EXERCISE GOAL: Reproduce the material word for word; the images stay out.

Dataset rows
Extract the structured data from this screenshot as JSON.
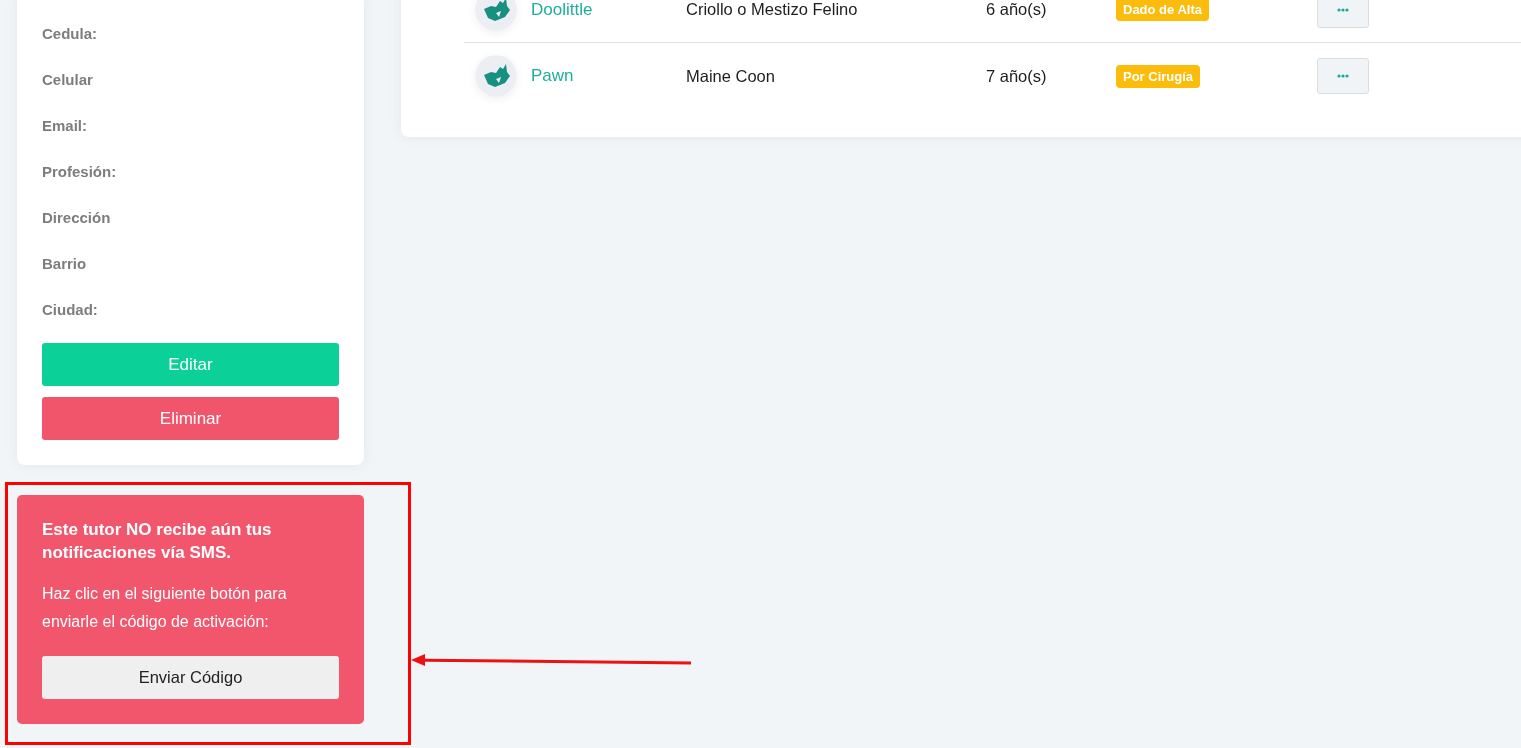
{
  "client_card": {
    "fields": [
      "Cedula:",
      "Celular",
      "Email:",
      "Profesión:",
      "Dirección",
      "Barrio",
      "Ciudad:"
    ],
    "buttons": [
      {
        "label": "Editar",
        "kind": "primary"
      },
      {
        "label": "Eliminar",
        "kind": "danger"
      }
    ]
  },
  "sms_alert": {
    "title": "Este tutor NO recibe aún tus notificaciones vía SMS.",
    "message": "Haz clic en el siguiente botón para enviarle el código de activación:",
    "button": "Enviar Código"
  },
  "pets_table": {
    "rows": [
      {
        "name": "Doolittle",
        "breed": "Criollo o Mestizo Felino",
        "age": "6 año(s)",
        "status": "Dado de Alta"
      },
      {
        "name": "Pawn",
        "breed": "Maine Coon",
        "age": "7 año(s)",
        "status": "Por Cirugía"
      }
    ]
  }
}
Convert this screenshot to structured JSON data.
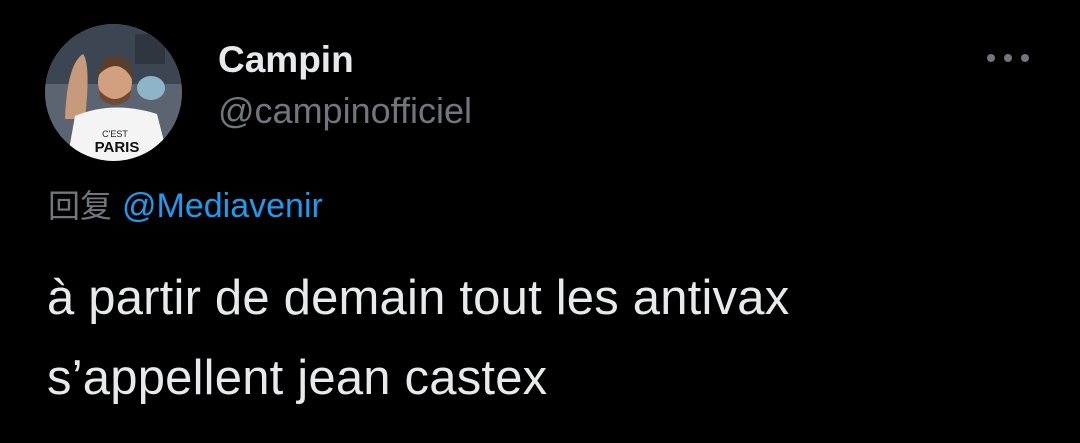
{
  "user": {
    "display_name": "Campin",
    "handle": "@campinofficiel",
    "avatar_icon": "profile-photo"
  },
  "more_icon": "more-horizontal-icon",
  "reply": {
    "prefix": "回复",
    "mention": "@Mediavenir"
  },
  "tweet": {
    "lines": [
      "à partir de demain tout les antivax",
      "s’appellent jean castex"
    ]
  },
  "colors": {
    "background": "#000000",
    "primary_text": "#e7e9ea",
    "secondary_text": "#71767b",
    "link": "#1d9bf0"
  }
}
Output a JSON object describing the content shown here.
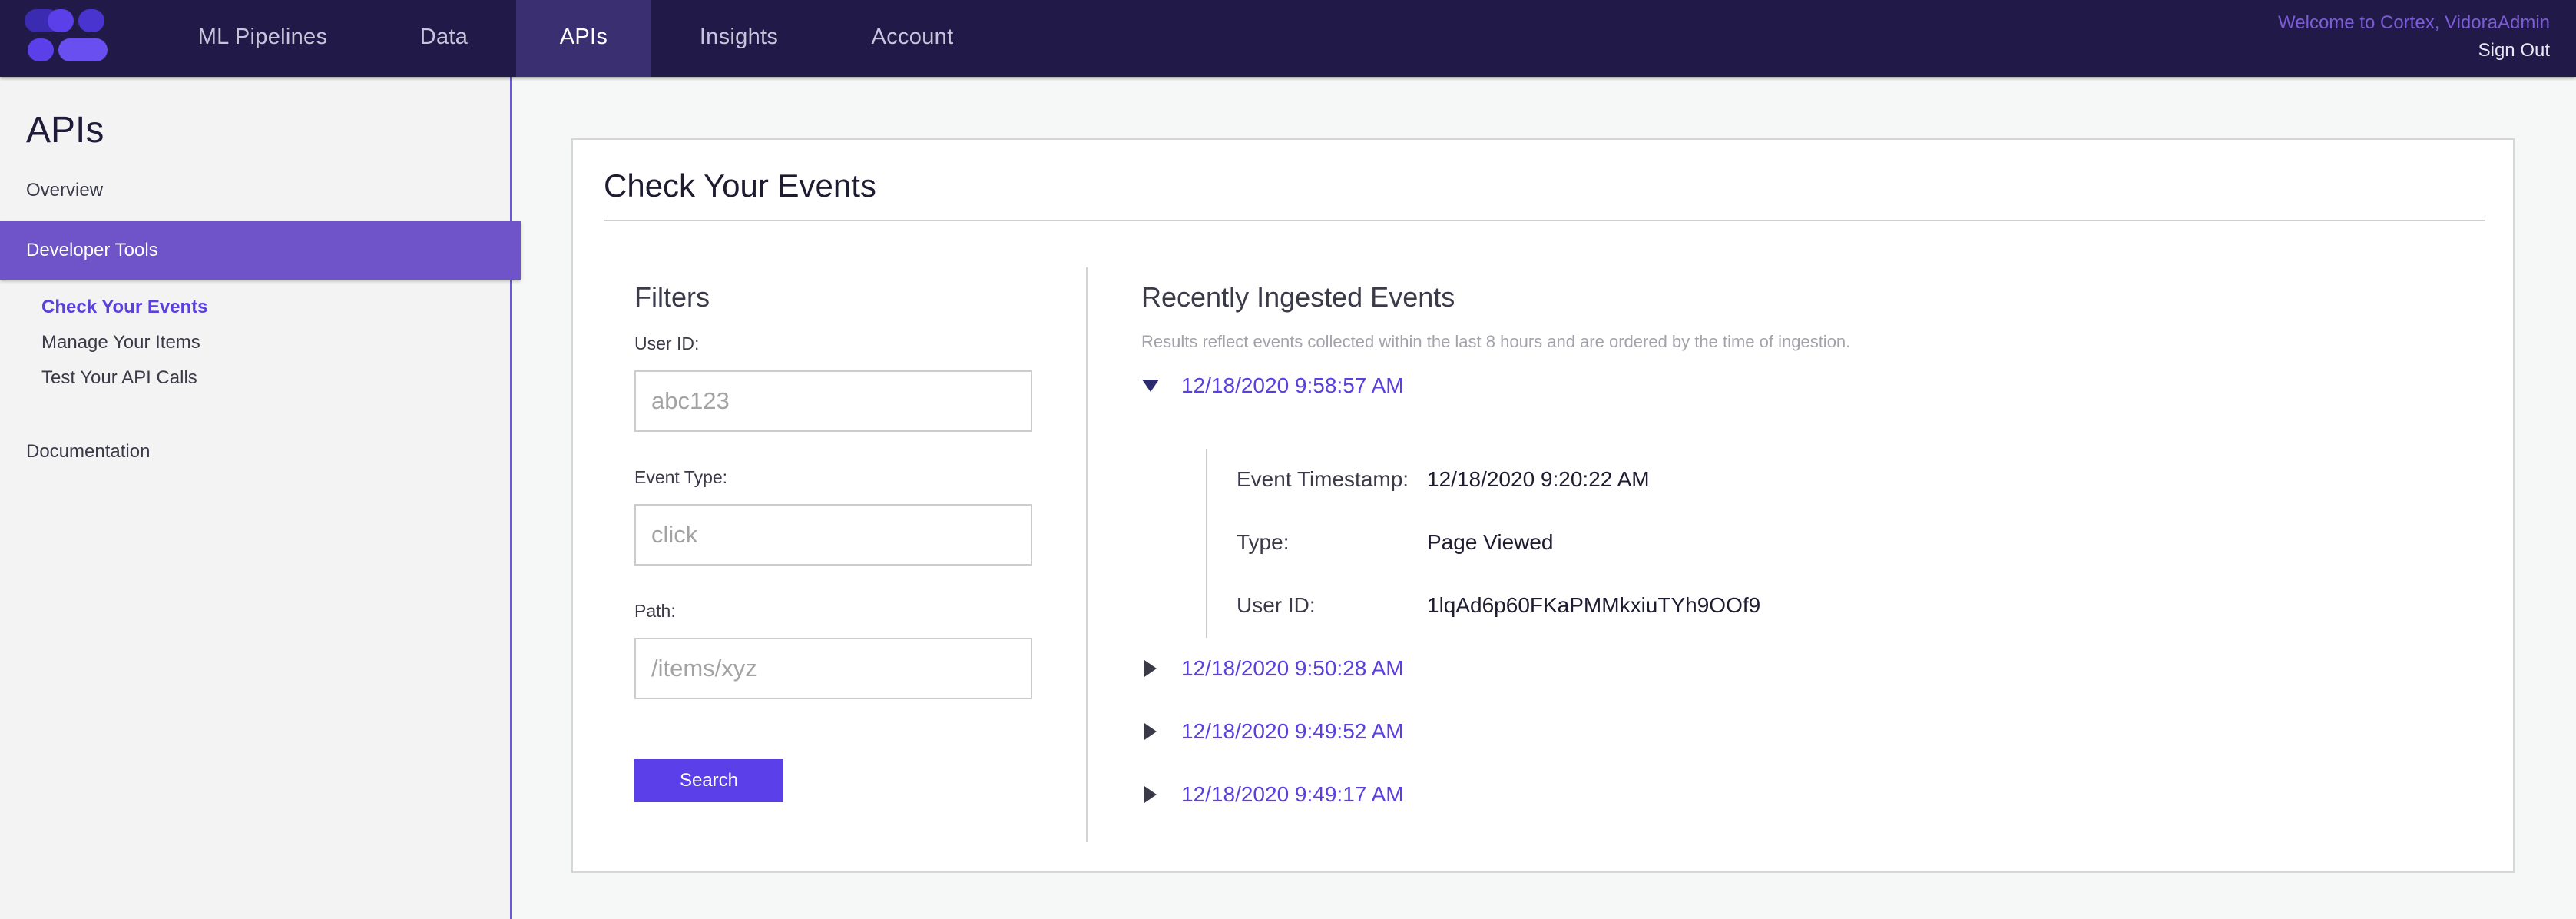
{
  "nav": {
    "logo_icon": "cortex-logo-icon",
    "items": [
      {
        "label": "ML Pipelines",
        "active": false
      },
      {
        "label": "Data",
        "active": false
      },
      {
        "label": "APIs",
        "active": true
      },
      {
        "label": "Insights",
        "active": false
      },
      {
        "label": "Account",
        "active": false
      }
    ],
    "welcome": "Welcome to Cortex, VidoraAdmin",
    "sign_out": "Sign Out"
  },
  "sidebar": {
    "title": "APIs",
    "overview": "Overview",
    "developer_tools": "Developer Tools",
    "sub_items": [
      {
        "label": "Check Your Events",
        "current": true
      },
      {
        "label": "Manage Your Items",
        "current": false
      },
      {
        "label": "Test Your API Calls",
        "current": false
      }
    ],
    "documentation": "Documentation"
  },
  "main": {
    "title": "Check Your Events",
    "filters": {
      "title": "Filters",
      "user_id_label": "User ID:",
      "user_id_placeholder": "abc123",
      "user_id_value": "",
      "event_type_label": "Event Type:",
      "event_type_placeholder": "click",
      "event_type_value": "",
      "path_label": "Path:",
      "path_placeholder": "/items/xyz",
      "path_value": "",
      "search_label": "Search"
    },
    "events": {
      "title": "Recently Ingested Events",
      "note": "Results reflect events collected within the last 8 hours and are ordered by the time of ingestion.",
      "list": [
        {
          "timestamp": "12/18/2020 9:58:57 AM",
          "expanded": true,
          "icon": "caret-down-icon"
        },
        {
          "timestamp": "12/18/2020 9:50:28 AM",
          "expanded": false,
          "icon": "caret-right-icon"
        },
        {
          "timestamp": "12/18/2020 9:49:52 AM",
          "expanded": false,
          "icon": "caret-right-icon"
        },
        {
          "timestamp": "12/18/2020 9:49:17 AM",
          "expanded": false,
          "icon": "caret-right-icon"
        }
      ],
      "detail": {
        "event_timestamp_label": "Event Timestamp:",
        "event_timestamp_value": "12/18/2020 9:20:22 AM",
        "type_label": "Type:",
        "type_value": "Page Viewed",
        "user_id_label": "User ID:",
        "user_id_value": "1lqAd6p60FKaPMMkxiuTYh9OOf9"
      }
    }
  },
  "colors": {
    "topbar": "#211a48",
    "accent": "#5b3fe0",
    "sidebar_active": "#6e54c8",
    "button": "#5b3fe8"
  }
}
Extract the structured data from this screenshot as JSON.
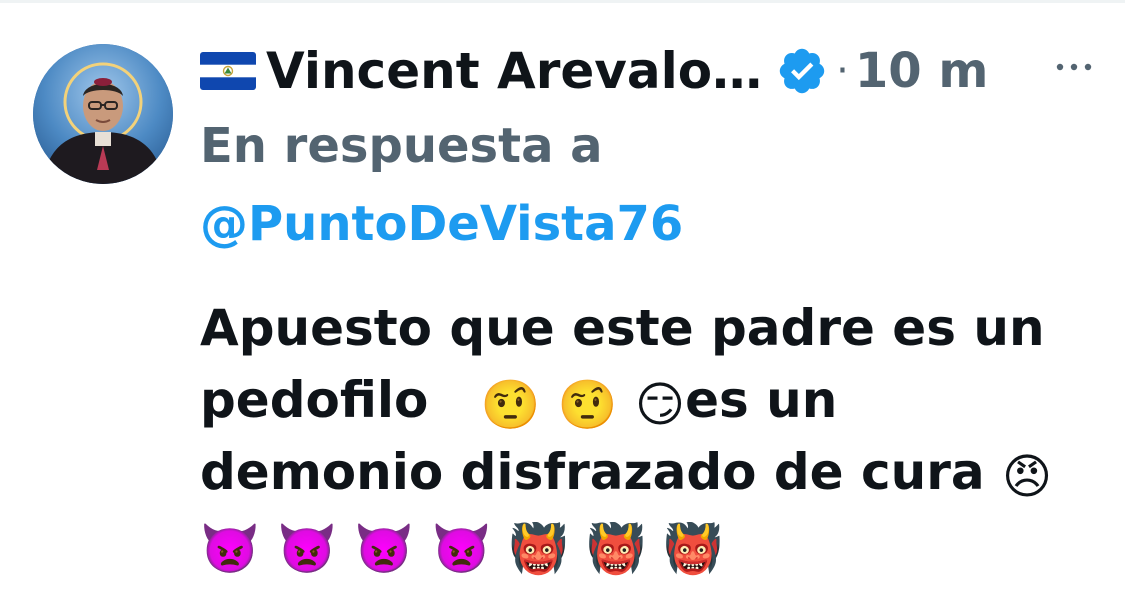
{
  "tweet": {
    "author": {
      "flag_icon": "el-salvador-flag-icon",
      "display_name": "Vincent Arevalo…",
      "verified_icon": "verified-badge-icon"
    },
    "separator": "·",
    "time": "10 m",
    "more_icon": "more-options-icon",
    "reply_label": "En respuesta a",
    "reply_handle": "@PuntoDeVista76",
    "body": {
      "line1": "Apuesto que este padre es un",
      "line2_text": "pedofilo",
      "line2_emojis": [
        "🤨",
        "🤨",
        "😏"
      ],
      "line2_tail": "es un",
      "line3_text": "demonio disfrazado de cura",
      "line3_emoji": "😠",
      "line4_emojis": [
        "👿",
        "👿",
        "👿",
        "👿",
        "👹",
        "👹",
        "👹"
      ]
    },
    "colors": {
      "text_primary": "#0f1419",
      "text_secondary": "#536471",
      "link": "#1d9bf0",
      "verified": "#1d9bf0"
    }
  }
}
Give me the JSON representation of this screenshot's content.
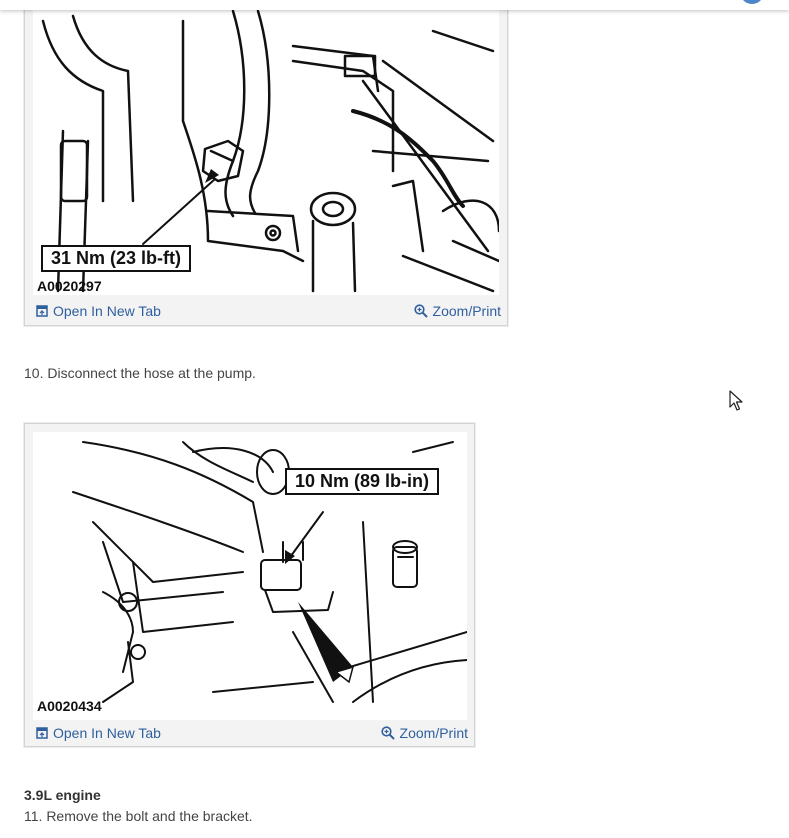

SOLVED PROBLEM:
Extract the structured data from this screenshot as JSON.
{
  "client_card": {
    "fields": [
      "Cedula:",
      "Celular",
      "Email:",
      "Profesión:",
      "Dirección",
      "Barrio",
      "Ciudad:"
    ],
    "buttons": [
      {
        "label": "Editar",
        "kind": "primary"
      },
      {
        "label": "Eliminar",
        "kind": "danger"
      }
    ]
  },
  "sms_alert": {
    "title": "Este tutor NO recibe aún tus notificaciones vía SMS.",
    "message": "Haz clic en el siguiente botón para enviarle el código de activación:",
    "button": "Enviar Código"
  },
  "pets_table": {
    "rows": [
      {
        "name": "Doolittle",
        "breed": "Criollo o Mestizo Felino",
        "age": "6 año(s)",
        "status": "Dado de Alta"
      },
      {
        "name": "Pawn",
        "breed": "Maine Coon",
        "age": "7 año(s)",
        "status": "Por Cirugía"
      }
    ]
  }
}
Convert this screenshot to structured JSON data.
{
  "user": {
    "display_name": "Campin",
    "handle": "@campinofficiel",
    "avatar_icon": "profile-photo"
  },
  "more_icon": "more-horizontal-icon",
  "reply": {
    "prefix": "回复",
    "mention": "@Mediavenir"
  },
  "tweet": {
    "lines": [
      "à partir de demain tout les antivax",
      "s’appellent jean castex"
    ]
  },
  "colors": {
    "background": "#000000",
    "primary_text": "#e7e9ea",
    "secondary_text": "#71767b",
    "link": "#1d9bf0"
  }
}
Output a JSON object describing the content shown here.
{
  "nav": {
    "logo_icon": "cortex-logo-icon",
    "items": [
      {
        "label": "ML Pipelines",
        "active": false
      },
      {
        "label": "Data",
        "active": false
      },
      {
        "label": "APIs",
        "active": true
      },
      {
        "label": "Insights",
        "active": false
      },
      {
        "label": "Account",
        "active": false
      }
    ],
    "welcome": "Welcome to Cortex, VidoraAdmin",
    "sign_out": "Sign Out"
  },
  "sidebar": {
    "title": "APIs",
    "overview": "Overview",
    "developer_tools": "Developer Tools",
    "sub_items": [
      {
        "label": "Check Your Events",
        "current": true
      },
      {
        "label": "Manage Your Items",
        "current": false
      },
      {
        "label": "Test Your API Calls",
        "current": false
      }
    ],
    "documentation": "Documentation"
  },
  "main": {
    "title": "Check Your Events",
    "filters": {
      "title": "Filters",
      "user_id_label": "User ID:",
      "user_id_placeholder": "abc123",
      "user_id_value": "",
      "event_type_label": "Event Type:",
      "event_type_placeholder": "click",
      "event_type_value": "",
      "path_label": "Path:",
      "path_placeholder": "/items/xyz",
      "path_value": "",
      "search_label": "Search"
    },
    "events": {
      "title": "Recently Ingested Events",
      "note": "Results reflect events collected within the last 8 hours and are ordered by the time of ingestion.",
      "list": [
        {
          "timestamp": "12/18/2020 9:58:57 AM",
          "expanded": true,
          "icon": "caret-down-icon"
        },
        {
          "timestamp": "12/18/2020 9:50:28 AM",
          "expanded": false,
          "icon": "caret-right-icon"
        },
        {
          "timestamp": "12/18/2020 9:49:52 AM",
          "expanded": false,
          "icon": "caret-right-icon"
        },
        {
          "timestamp": "12/18/2020 9:49:17 AM",
          "expanded": false,
          "icon": "caret-right-icon"
        }
      ],
      "detail": {
        "event_timestamp_label": "Event Timestamp:",
        "event_timestamp_value": "12/18/2020 9:20:22 AM",
        "type_label": "Type:",
        "type_value": "Page Viewed",
        "user_id_label": "User ID:",
        "user_id_value": "1lqAd6p60FKaPMMkxiuTYh9OOf9"
      }
    }
  },
  "colors": {
    "topbar": "#211a48",
    "accent": "#5b3fe0",
    "sidebar_active": "#6e54c8",
    "button": "#5b3fe8"
  }
}
Extract the structured data from this screenshot as JSON.
{
  "tweet": {
    "author": {
      "flag_icon": "el-salvador-flag-icon",
      "display_name": "Vincent Arevalo…",
      "verified_icon": "verified-badge-icon"
    },
    "separator": "·",
    "time": "10 m",
    "more_icon": "more-options-icon",
    "reply_label": "En respuesta a",
    "reply_handle": "@PuntoDeVista76",
    "body": {
      "line1": "Apuesto que este padre es un",
      "line2_text": "pedofilo",
      "line2_emojis": [
        "🤨",
        "🤨",
        "😏"
      ],
      "line2_tail": "es un",
      "line3_text": "demonio disfrazado de cura",
      "line3_emoji": "😠",
      "line4_emojis": [
        "👿",
        "👿",
        "👿",
        "👿",
        "👹",
        "👹",
        "👹"
      ]
    },
    "colors": {
      "text_primary": "#0f1419",
      "text_secondary": "#536471",
      "link": "#1d9bf0",
      "verified": "#1d9bf0"
    }
  }
}
Give me the JSON representation of this screenshot's content.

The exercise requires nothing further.